GIVEN INSTRUCTION: Find every line below that contains the word "están" and copy it out.

Collected data entries:
= = =

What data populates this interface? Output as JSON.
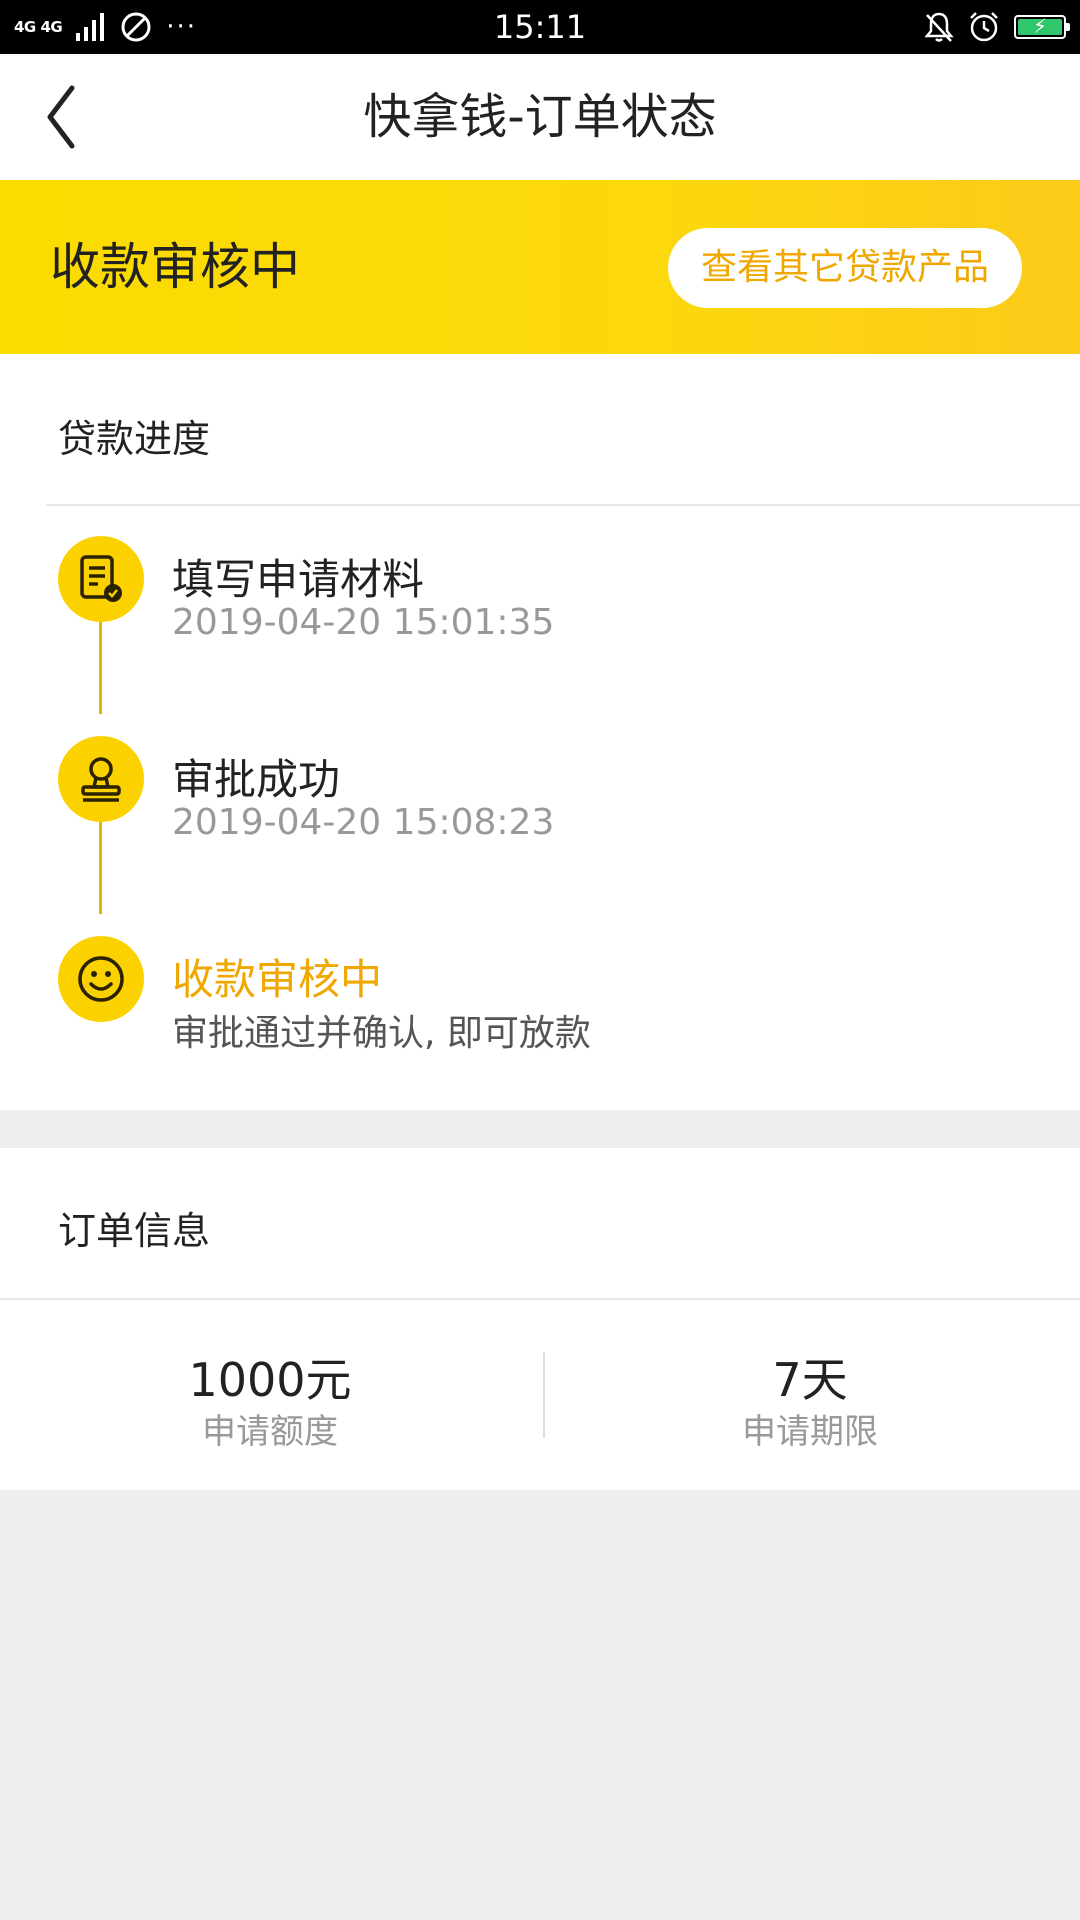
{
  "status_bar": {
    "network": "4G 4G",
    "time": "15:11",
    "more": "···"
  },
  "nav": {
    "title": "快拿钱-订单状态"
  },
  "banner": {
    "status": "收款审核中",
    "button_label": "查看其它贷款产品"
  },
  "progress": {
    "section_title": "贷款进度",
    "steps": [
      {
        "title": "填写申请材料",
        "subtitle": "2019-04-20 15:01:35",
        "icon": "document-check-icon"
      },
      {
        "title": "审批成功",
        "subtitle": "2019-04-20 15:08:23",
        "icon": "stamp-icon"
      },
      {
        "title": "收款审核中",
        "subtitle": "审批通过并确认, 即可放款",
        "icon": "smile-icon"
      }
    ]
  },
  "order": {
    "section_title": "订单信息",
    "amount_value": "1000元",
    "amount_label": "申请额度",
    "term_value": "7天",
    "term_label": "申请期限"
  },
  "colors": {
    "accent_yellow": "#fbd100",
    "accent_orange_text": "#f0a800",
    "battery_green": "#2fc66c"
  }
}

= = =

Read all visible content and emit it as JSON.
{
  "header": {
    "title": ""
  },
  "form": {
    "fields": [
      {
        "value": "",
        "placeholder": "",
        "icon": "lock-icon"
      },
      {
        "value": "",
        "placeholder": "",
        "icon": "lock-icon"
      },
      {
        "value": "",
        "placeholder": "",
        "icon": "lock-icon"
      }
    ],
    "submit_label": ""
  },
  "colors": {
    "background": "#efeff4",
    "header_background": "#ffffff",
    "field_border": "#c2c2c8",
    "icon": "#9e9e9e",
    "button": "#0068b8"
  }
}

= = =

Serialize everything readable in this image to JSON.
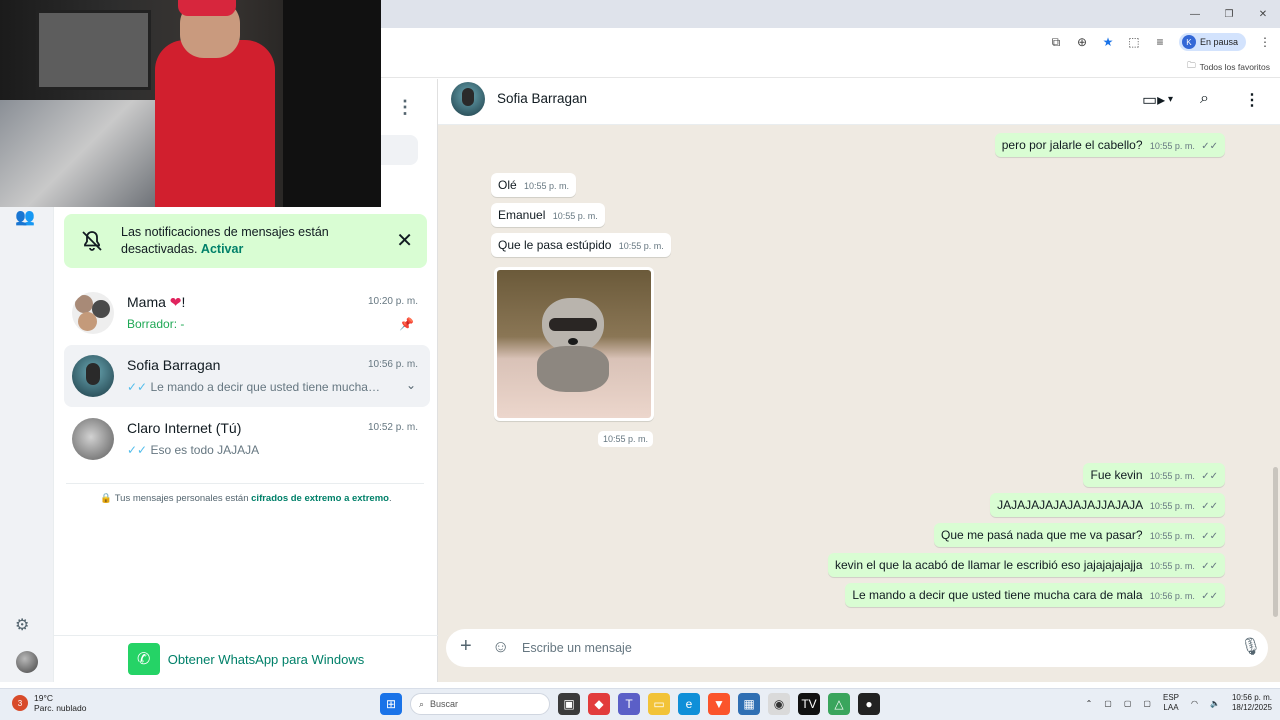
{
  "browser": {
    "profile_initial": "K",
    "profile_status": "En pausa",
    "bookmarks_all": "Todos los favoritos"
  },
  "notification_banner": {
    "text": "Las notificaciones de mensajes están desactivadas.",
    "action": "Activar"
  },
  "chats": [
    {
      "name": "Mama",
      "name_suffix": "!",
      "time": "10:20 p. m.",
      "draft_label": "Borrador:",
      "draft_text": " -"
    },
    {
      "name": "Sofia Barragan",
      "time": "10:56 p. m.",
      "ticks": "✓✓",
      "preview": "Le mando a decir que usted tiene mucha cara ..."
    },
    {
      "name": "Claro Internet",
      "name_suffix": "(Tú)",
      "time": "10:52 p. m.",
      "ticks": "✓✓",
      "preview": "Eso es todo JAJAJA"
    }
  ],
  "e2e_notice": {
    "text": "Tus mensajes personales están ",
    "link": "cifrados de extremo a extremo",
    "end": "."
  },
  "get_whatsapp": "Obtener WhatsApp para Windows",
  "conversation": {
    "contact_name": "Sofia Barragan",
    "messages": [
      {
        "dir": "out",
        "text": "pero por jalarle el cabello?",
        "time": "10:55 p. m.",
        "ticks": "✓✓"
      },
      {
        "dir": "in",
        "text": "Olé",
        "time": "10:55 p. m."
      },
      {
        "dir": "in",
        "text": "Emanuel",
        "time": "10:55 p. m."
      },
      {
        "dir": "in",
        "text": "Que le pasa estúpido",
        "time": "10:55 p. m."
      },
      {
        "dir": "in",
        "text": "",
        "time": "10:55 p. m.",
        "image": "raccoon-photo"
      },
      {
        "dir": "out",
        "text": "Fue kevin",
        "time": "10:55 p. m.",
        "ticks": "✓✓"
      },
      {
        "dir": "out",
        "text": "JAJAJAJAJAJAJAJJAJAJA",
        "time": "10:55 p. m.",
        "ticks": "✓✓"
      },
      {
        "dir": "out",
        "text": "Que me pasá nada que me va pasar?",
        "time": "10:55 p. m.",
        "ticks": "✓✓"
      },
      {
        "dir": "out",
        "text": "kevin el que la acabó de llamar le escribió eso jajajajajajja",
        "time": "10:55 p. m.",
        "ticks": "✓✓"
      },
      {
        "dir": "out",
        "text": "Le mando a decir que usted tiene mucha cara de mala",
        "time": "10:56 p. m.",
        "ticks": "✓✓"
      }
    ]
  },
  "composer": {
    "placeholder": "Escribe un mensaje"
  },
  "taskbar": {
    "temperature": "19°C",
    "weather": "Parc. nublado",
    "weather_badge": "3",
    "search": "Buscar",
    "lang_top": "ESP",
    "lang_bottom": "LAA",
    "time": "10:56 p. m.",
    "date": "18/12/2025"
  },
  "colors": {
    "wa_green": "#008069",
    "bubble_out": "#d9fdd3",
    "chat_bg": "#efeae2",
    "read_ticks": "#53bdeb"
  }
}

= = =

SOLVED PROBLEM:
    "text": "Las notificaciones de mensajes están desactivadas.",
    "text": "Tus mensajes personales están ",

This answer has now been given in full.